Détails de la tâche ->
Poursuivez l'entretien consacré à Tout, tout de suite après la question sur laquelle il s'arrête.

Bloc de texte ->
::::::::::

4) -Vos personnages ne parviennent pas nécessairement de familles déstructurées, ils ne manquent pas toujours d’un père. Ils ont une vie de quartier autour d’eux. Ils ne sont pas misérables en termes économiques, ils ne luttent pas pour la survie. Qu’est-ce qui les a tellement désaxés ? Est-ce qu’ils sont à la quête d’une « reconnaissance » qui doit combler un vide intérieur, une haine d’eux-mêmes qui naît surtout de la sensation d’être « superflus », « inutiles », de ne pas avoir de place dans le monde ?

MS : En exergue de mon livre, je mets une citation de Jacek Kuron (dont les tenants de la guerre froide, du « there is no alternative » de madame Thatcher se sont bien gardés naguère de developper la pensée). Elle date de 2002 : « Les spécialistes, déclare Kuron, estiment d’ores et déjà que dans un futur proche 20% des gens seront employés tandis que 80% seront sans activité.On prévoit de maintenir ces inactifs à un niveau de subsistance suffisant en leur procurant un divertissement abêtissant ». Les « barbares » de mon livre sont nés DANS ce monde-là, DE ce monde-là, celui du spectacle, c’est-à-dire de la marchandise s’appropriant tous les aspects de la vie, et la pensée même des individus. Ils ne courent pas après la survie, ils sont DANS la survie. Leurs idéaux même leur ont été ravis : ils relèvent des poncifs de la culture marchande ou, pire, de la religiosité. Ce qui est la même chose au fond.... Pour ce qui est de la « famille » je crois que vous vous trompez. La plupart ont de gros problèmes familiaux. Et quand bien même ils ont un père __comme le chef du gang, Yacef __ ce père est dévalué. Immigré en France en 1973 ( lorsque Georges Pompidou jouait l’immigration plutôt que la robotisation de l’industrie), le père de Yacef, paysan « déterritorialisé » du nord de la Côte d’Ivoire), a été pendant quarante ans un prolo pauvre et docile. De cela, Yacef __né en France lui !__ ne veut pas. Il ne veut pas non plus, comme sa mère, femme de menage, « torcher les chiottes ». Les figures parentales ssont dévaluées. Ses études étant catastrophiques, il choisira, résolument « la carrière de gangster ».

5) - Dans Tout, tout de suite comme dans L’Appât, vous explorez les couches les plus sombres de l’être humain : une cruauté qui n’a plus de but rationnel, un mal absolu. Croyez-vous que ce mal est la conséquence d’une société erronée qui pourrait être améliorée, éradiquant ainsi le mal absolu, ou pensez-vous que le mal appartient, au moins partiellement, à la condition humaine et ne va jamais disparaître, comme le pensaient Sade ou Bataille ?

::::::::::

Lignes issues d'un jeu de données de mise en page:
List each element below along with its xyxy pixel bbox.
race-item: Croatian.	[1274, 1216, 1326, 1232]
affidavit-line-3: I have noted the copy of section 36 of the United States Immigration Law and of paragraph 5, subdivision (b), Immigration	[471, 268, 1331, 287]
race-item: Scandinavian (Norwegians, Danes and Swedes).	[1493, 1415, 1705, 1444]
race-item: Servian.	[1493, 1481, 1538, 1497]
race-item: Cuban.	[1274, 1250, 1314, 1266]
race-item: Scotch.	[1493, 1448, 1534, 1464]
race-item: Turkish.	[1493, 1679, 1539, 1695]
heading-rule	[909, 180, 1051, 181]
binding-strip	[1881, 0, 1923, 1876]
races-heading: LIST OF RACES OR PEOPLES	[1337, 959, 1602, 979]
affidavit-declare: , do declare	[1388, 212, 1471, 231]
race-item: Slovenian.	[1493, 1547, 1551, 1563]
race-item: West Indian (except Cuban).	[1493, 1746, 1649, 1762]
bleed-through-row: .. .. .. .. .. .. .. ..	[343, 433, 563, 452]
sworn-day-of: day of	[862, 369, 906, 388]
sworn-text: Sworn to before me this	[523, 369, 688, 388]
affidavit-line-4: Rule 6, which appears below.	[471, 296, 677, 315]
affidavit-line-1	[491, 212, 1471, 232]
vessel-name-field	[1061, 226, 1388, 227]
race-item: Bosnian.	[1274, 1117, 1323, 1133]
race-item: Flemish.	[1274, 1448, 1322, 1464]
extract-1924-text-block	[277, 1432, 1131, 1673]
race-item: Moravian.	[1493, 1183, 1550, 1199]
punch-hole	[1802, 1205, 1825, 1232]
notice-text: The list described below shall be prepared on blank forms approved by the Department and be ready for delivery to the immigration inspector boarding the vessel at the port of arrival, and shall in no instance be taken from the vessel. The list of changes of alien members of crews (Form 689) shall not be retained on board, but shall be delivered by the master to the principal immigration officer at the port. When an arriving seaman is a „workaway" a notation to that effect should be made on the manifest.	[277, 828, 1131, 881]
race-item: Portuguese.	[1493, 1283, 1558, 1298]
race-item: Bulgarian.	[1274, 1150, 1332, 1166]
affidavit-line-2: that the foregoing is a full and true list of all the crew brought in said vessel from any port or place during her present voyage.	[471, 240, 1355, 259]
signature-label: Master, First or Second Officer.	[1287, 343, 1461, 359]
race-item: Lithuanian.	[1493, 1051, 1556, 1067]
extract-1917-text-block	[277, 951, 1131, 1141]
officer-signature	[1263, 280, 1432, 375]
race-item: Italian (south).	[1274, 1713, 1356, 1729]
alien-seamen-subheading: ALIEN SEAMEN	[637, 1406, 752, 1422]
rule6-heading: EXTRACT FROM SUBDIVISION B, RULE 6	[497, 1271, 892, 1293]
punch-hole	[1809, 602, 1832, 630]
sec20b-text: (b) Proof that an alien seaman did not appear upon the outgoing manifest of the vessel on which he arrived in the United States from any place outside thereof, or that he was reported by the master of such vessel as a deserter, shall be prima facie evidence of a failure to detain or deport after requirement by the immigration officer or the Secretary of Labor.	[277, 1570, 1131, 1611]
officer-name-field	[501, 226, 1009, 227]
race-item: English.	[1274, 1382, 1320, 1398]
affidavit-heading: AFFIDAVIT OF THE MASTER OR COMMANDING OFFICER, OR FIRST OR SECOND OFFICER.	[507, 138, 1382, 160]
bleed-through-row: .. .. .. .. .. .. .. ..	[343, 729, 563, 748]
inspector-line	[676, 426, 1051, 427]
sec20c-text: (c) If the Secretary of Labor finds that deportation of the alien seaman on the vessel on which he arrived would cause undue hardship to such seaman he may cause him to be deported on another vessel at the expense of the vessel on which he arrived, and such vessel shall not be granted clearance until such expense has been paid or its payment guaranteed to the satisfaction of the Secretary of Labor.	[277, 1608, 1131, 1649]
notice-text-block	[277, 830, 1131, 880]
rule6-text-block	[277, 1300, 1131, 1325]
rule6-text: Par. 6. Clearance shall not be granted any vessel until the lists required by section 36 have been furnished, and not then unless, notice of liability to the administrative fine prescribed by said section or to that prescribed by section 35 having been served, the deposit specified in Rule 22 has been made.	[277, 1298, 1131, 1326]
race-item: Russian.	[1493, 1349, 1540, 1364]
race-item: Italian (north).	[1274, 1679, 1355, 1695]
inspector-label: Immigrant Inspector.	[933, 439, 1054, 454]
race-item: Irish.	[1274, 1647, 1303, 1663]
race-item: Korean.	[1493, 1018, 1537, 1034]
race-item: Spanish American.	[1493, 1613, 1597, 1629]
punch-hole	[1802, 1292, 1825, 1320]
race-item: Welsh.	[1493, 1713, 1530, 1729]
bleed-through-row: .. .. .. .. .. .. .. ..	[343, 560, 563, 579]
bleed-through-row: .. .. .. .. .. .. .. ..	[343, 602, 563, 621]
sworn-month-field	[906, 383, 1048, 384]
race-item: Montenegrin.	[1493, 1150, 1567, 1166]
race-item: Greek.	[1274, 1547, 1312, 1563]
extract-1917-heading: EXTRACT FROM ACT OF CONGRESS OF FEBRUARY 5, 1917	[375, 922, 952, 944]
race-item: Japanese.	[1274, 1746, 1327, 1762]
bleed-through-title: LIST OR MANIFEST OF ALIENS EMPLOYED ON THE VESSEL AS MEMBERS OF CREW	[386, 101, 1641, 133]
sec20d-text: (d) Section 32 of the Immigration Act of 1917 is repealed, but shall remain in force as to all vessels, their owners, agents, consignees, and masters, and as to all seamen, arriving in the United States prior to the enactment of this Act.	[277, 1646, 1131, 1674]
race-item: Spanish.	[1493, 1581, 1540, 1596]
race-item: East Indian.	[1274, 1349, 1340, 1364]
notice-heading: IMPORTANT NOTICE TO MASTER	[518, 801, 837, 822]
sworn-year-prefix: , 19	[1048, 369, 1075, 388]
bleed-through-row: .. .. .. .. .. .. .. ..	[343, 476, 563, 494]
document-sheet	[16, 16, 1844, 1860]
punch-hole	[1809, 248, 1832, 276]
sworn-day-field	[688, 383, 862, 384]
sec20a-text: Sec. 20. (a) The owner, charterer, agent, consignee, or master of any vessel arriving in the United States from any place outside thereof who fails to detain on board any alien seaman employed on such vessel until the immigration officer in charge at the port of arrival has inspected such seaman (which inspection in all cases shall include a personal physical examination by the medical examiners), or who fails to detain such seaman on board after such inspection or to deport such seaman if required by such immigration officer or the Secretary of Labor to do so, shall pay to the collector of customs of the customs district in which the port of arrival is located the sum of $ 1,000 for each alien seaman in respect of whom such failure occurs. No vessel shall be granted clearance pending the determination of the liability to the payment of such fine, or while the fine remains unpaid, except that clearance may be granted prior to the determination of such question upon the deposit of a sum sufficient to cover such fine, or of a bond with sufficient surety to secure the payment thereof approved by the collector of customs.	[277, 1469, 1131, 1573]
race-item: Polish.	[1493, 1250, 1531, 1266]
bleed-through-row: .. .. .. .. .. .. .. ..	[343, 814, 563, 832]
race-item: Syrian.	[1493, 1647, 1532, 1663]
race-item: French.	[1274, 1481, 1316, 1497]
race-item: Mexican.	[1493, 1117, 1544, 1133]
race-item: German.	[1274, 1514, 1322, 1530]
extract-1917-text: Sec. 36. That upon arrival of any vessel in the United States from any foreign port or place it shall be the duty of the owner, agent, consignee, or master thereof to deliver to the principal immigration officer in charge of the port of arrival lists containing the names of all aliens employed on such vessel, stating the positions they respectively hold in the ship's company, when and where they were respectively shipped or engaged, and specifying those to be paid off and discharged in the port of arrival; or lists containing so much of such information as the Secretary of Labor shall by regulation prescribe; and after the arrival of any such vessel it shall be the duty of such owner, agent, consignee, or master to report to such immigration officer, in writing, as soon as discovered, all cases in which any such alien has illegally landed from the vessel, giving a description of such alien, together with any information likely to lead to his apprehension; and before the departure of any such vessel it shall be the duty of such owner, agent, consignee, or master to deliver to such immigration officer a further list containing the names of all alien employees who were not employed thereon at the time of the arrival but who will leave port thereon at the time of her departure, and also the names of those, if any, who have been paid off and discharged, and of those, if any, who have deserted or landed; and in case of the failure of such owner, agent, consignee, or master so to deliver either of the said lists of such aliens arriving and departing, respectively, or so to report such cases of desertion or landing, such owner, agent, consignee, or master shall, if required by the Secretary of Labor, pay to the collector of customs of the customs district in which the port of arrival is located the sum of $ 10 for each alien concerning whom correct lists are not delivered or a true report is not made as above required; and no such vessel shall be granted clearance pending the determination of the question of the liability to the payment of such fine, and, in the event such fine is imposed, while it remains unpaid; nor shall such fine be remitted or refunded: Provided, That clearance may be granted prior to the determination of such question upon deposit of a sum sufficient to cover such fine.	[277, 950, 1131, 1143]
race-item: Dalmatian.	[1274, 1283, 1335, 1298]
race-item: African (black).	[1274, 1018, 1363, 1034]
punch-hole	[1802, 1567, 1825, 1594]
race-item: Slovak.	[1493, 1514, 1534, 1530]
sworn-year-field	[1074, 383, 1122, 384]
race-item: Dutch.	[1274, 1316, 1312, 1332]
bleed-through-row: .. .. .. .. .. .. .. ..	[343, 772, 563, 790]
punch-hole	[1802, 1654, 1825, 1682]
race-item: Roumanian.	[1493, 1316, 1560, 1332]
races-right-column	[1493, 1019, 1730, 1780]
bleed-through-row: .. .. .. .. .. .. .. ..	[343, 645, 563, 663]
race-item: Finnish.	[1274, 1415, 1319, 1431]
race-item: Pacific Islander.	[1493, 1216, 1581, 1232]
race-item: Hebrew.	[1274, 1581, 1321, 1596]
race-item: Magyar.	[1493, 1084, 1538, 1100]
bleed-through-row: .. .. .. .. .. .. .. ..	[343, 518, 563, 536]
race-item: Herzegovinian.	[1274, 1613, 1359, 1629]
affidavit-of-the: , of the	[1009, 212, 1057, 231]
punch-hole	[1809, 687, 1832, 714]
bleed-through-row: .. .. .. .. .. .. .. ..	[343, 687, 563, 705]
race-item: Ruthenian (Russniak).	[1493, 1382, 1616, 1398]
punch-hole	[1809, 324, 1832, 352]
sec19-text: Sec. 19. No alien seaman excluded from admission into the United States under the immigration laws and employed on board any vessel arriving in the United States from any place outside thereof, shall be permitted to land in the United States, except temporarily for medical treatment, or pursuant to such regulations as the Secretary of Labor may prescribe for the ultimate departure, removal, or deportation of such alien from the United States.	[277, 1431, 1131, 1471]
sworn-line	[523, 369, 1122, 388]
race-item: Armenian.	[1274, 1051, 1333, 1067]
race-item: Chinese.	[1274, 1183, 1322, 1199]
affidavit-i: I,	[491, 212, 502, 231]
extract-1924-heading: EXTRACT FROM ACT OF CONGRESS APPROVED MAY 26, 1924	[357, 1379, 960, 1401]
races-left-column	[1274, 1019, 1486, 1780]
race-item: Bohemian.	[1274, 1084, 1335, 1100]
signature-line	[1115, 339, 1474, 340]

::::::::::

Réponse au problème ->
MS : Comme le pensait Dostoïevski aussi, qui ironisait sur les « gauchistes » de son temps qui réduisaient le crime à ses causes sociales. Rien ne justifie le meurtre. Nul ne saurait entrer dans l’âme de Yacef. Dans le tortueux dédale de son ressentiment. Même si le rapport psychiatrique écrit à son sujet est __une fois n’est pas coutume __ très interessant. « On peut considérer, écrit le psychiatre, que (Yacef) n’est pas vraiment un psychopathe dans le sens où il a équilibré sa psychopathie pour la socialiser dans un projet criminel. De manière plus générale, cet équilibre de la psychopathie est aujourd’hui favorisé par les données culturelles du moment. Si le capitalisme valorise les notions de travail et d’effort, il valorise aussi, de manière contradictoire, une consommation plus immédiate que la technique rend magique. Cette contradiction est portée à son paroxysme avec la haine des délais et la haine des médiations. Ce que traduit expressément l’expression : deviens riche ou meurs en essayant » Get rich or die trying, le titre du film de Fifty cents sorti le jour même de l’arrestation de Yacef/Youssouf, en 2006. Les écrits de Debord sur les émeutes « black » de Watts de 1965 paraissent aussi illusoires au vu de ce que sont devenus les « héritiers » de ces émeutiers : par le pillage, ces émeutiers ( selon Debord) prenant à la lettre la société de consommation, annihilent la valeur d’échange des produits qu’ils volent, pour en retrouver la valeur d’usage. Mais ce à quoi aspirent « mes » barbares, ce ne sont que des valeurs d’échange, dont la valeur d’usage n’est le plus souvent qu’illusion publicitaire. Au demeurant, il me semble évident que même dans l’avenir radieux du Meilleur des mondes possibles, existeront toujours des Yacef/Yousouf Fofana, des Richard III, des Raskolnikov.

6) > - « Tout, tout de suite » : cette expression est selon vous le résumé de la société actuelle, de la société du spectacle dont parle Debord. Vous avez lu Debord, vous l’avez fréquenté. Est-ce qu’il vous a aidé à comprendre des aspects de la vie contemporaine que d’autres n’ont pas remarqués ?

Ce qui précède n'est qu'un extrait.